WRITTEN REQUEST: Repeat each line exactly as it is written.

::::

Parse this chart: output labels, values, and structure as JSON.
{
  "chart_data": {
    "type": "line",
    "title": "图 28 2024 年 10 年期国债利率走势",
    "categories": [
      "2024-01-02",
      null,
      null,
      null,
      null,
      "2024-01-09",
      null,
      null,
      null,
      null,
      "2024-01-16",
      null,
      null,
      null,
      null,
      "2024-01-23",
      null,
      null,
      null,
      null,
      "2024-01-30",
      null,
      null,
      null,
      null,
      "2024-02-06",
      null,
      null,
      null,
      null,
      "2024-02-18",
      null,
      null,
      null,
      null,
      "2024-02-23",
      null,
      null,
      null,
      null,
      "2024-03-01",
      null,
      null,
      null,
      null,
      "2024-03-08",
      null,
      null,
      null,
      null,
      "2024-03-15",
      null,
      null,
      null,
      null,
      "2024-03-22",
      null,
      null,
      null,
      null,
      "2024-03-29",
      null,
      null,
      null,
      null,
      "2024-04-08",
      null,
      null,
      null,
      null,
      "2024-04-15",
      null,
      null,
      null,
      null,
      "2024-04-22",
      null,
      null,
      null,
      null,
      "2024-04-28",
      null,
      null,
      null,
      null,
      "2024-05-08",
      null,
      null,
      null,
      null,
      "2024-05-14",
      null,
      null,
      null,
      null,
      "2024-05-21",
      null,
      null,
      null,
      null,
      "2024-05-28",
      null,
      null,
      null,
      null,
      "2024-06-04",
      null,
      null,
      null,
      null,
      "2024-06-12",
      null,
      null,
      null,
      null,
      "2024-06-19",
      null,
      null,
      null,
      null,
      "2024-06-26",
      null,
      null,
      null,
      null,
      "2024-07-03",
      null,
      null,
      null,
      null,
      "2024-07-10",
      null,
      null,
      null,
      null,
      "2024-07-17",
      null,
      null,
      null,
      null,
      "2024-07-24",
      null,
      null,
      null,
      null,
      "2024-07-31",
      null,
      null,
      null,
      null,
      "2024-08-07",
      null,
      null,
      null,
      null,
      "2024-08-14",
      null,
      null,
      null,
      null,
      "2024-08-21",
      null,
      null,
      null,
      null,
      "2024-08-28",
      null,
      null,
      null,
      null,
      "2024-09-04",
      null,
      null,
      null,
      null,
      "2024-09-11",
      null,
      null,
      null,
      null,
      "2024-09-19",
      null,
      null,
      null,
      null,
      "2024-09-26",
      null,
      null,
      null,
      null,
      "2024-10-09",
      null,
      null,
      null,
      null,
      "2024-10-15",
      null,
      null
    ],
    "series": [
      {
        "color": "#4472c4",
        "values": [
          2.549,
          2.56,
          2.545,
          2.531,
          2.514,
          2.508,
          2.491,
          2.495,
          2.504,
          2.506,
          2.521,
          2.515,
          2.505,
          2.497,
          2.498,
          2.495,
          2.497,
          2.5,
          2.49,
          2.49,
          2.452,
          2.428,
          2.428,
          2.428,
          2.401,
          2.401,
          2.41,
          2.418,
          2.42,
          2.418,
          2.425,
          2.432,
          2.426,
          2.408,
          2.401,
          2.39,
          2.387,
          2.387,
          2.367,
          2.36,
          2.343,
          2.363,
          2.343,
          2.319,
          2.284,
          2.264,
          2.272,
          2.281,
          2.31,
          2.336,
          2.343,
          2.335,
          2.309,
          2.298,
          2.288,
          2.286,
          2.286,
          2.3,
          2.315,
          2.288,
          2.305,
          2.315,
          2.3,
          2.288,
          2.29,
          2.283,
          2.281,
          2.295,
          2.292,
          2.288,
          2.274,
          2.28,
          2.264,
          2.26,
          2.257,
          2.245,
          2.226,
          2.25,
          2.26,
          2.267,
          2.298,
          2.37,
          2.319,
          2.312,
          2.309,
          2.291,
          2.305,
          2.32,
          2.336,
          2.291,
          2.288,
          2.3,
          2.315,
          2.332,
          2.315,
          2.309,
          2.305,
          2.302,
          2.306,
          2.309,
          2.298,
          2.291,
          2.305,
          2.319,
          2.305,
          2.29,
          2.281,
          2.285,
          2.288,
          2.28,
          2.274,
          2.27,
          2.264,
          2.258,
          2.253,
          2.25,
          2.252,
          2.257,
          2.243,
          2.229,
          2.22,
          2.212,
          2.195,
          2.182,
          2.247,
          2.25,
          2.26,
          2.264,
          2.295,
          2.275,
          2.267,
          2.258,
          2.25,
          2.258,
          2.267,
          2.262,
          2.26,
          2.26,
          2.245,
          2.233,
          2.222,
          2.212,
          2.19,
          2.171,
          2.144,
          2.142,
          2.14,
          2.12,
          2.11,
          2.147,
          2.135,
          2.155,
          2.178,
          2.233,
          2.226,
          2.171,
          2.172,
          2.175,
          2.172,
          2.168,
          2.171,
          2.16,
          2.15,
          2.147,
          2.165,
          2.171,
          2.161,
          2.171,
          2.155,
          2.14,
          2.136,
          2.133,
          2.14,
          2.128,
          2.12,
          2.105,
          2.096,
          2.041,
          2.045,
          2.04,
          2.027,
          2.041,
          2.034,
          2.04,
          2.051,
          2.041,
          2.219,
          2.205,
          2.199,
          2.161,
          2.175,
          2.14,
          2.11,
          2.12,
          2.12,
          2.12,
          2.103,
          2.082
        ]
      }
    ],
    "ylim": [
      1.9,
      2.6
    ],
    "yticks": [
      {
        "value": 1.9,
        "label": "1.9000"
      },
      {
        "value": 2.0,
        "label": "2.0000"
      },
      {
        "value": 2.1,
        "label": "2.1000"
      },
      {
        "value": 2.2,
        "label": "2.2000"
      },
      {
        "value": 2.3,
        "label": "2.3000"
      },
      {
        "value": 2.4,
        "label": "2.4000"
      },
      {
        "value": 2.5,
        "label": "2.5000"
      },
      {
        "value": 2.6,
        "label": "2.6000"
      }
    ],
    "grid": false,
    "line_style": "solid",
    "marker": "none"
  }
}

::::

FULL ANSWER:
Parse this chart: output labels, values, and structure as JSON.
{
  "chart_data": {
    "type": "line",
    "title": "图 28 2024 年 10 年期国债利率走势",
    "categories": [
      "2024-01-02",
      null,
      null,
      null,
      null,
      "2024-01-09",
      null,
      null,
      null,
      null,
      "2024-01-16",
      null,
      null,
      null,
      null,
      "2024-01-23",
      null,
      null,
      null,
      null,
      "2024-01-30",
      null,
      null,
      null,
      null,
      "2024-02-06",
      null,
      null,
      null,
      null,
      "2024-02-18",
      null,
      null,
      null,
      null,
      "2024-02-23",
      null,
      null,
      null,
      null,
      "2024-03-01",
      null,
      null,
      null,
      null,
      "2024-03-08",
      null,
      null,
      null,
      null,
      "2024-03-15",
      null,
      null,
      null,
      null,
      "2024-03-22",
      null,
      null,
      null,
      null,
      "2024-03-29",
      null,
      null,
      null,
      null,
      "2024-04-08",
      null,
      null,
      null,
      null,
      "2024-04-15",
      null,
      null,
      null,
      null,
      "2024-04-22",
      null,
      null,
      null,
      null,
      "2024-04-28",
      null,
      null,
      null,
      null,
      "2024-05-08",
      null,
      null,
      null,
      null,
      "2024-05-14",
      null,
      null,
      null,
      null,
      "2024-05-21",
      null,
      null,
      null,
      null,
      "2024-05-28",
      null,
      null,
      null,
      null,
      "2024-06-04",
      null,
      null,
      null,
      null,
      "2024-06-12",
      null,
      null,
      null,
      null,
      "2024-06-19",
      null,
      null,
      null,
      null,
      "2024-06-26",
      null,
      null,
      null,
      null,
      "2024-07-03",
      null,
      null,
      null,
      null,
      "2024-07-10",
      null,
      null,
      null,
      null,
      "2024-07-17",
      null,
      null,
      null,
      null,
      "2024-07-24",
      null,
      null,
      null,
      null,
      "2024-07-31",
      null,
      null,
      null,
      null,
      "2024-08-07",
      null,
      null,
      null,
      null,
      "2024-08-14",
      null,
      null,
      null,
      null,
      "2024-08-21",
      null,
      null,
      null,
      null,
      "2024-08-28",
      null,
      null,
      null,
      null,
      "2024-09-04",
      null,
      null,
      null,
      null,
      "2024-09-11",
      null,
      null,
      null,
      null,
      "2024-09-19",
      null,
      null,
      null,
      null,
      "2024-09-26",
      null,
      null,
      null,
      null,
      "2024-10-09",
      null,
      null,
      null,
      null,
      "2024-10-15",
      null,
      null
    ],
    "series": [
      {
        "color": "#4472c4",
        "values": [
          2.549,
          2.56,
          2.545,
          2.531,
          2.514,
          2.508,
          2.491,
          2.495,
          2.504,
          2.506,
          2.521,
          2.515,
          2.505,
          2.497,
          2.498,
          2.495,
          2.497,
          2.5,
          2.49,
          2.49,
          2.452,
          2.428,
          2.428,
          2.428,
          2.401,
          2.401,
          2.41,
          2.418,
          2.42,
          2.418,
          2.425,
          2.432,
          2.426,
          2.408,
          2.401,
          2.39,
          2.387,
          2.387,
          2.367,
          2.36,
          2.343,
          2.363,
          2.343,
          2.319,
          2.284,
          2.264,
          2.272,
          2.281,
          2.31,
          2.336,
          2.343,
          2.335,
          2.309,
          2.298,
          2.288,
          2.286,
          2.286,
          2.3,
          2.315,
          2.288,
          2.305,
          2.315,
          2.3,
          2.288,
          2.29,
          2.283,
          2.281,
          2.295,
          2.292,
          2.288,
          2.274,
          2.28,
          2.264,
          2.26,
          2.257,
          2.245,
          2.226,
          2.25,
          2.26,
          2.267,
          2.298,
          2.37,
          2.319,
          2.312,
          2.309,
          2.291,
          2.305,
          2.32,
          2.336,
          2.291,
          2.288,
          2.3,
          2.315,
          2.332,
          2.315,
          2.309,
          2.305,
          2.302,
          2.306,
          2.309,
          2.298,
          2.291,
          2.305,
          2.319,
          2.305,
          2.29,
          2.281,
          2.285,
          2.288,
          2.28,
          2.274,
          2.27,
          2.264,
          2.258,
          2.253,
          2.25,
          2.252,
          2.257,
          2.243,
          2.229,
          2.22,
          2.212,
          2.195,
          2.182,
          2.247,
          2.25,
          2.26,
          2.264,
          2.295,
          2.275,
          2.267,
          2.258,
          2.25,
          2.258,
          2.267,
          2.262,
          2.26,
          2.26,
          2.245,
          2.233,
          2.222,
          2.212,
          2.19,
          2.171,
          2.144,
          2.142,
          2.14,
          2.12,
          2.11,
          2.147,
          2.135,
          2.155,
          2.178,
          2.233,
          2.226,
          2.171,
          2.172,
          2.175,
          2.172,
          2.168,
          2.171,
          2.16,
          2.15,
          2.147,
          2.165,
          2.171,
          2.161,
          2.171,
          2.155,
          2.14,
          2.136,
          2.133,
          2.14,
          2.128,
          2.12,
          2.105,
          2.096,
          2.041,
          2.045,
          2.04,
          2.027,
          2.041,
          2.034,
          2.04,
          2.051,
          2.041,
          2.219,
          2.205,
          2.199,
          2.161,
          2.175,
          2.14,
          2.11,
          2.12,
          2.12,
          2.12,
          2.103,
          2.082
        ]
      }
    ],
    "ylim": [
      1.9,
      2.6
    ],
    "yticks": [
      {
        "value": 1.9,
        "label": "1.9000"
      },
      {
        "value": 2.0,
        "label": "2.0000"
      },
      {
        "value": 2.1,
        "label": "2.1000"
      },
      {
        "value": 2.2,
        "label": "2.2000"
      },
      {
        "value": 2.3,
        "label": "2.3000"
      },
      {
        "value": 2.4,
        "label": "2.4000"
      },
      {
        "value": 2.5,
        "label": "2.5000"
      },
      {
        "value": 2.6,
        "label": "2.6000"
      }
    ],
    "grid": false,
    "line_style": "solid",
    "marker": "none"
  }
}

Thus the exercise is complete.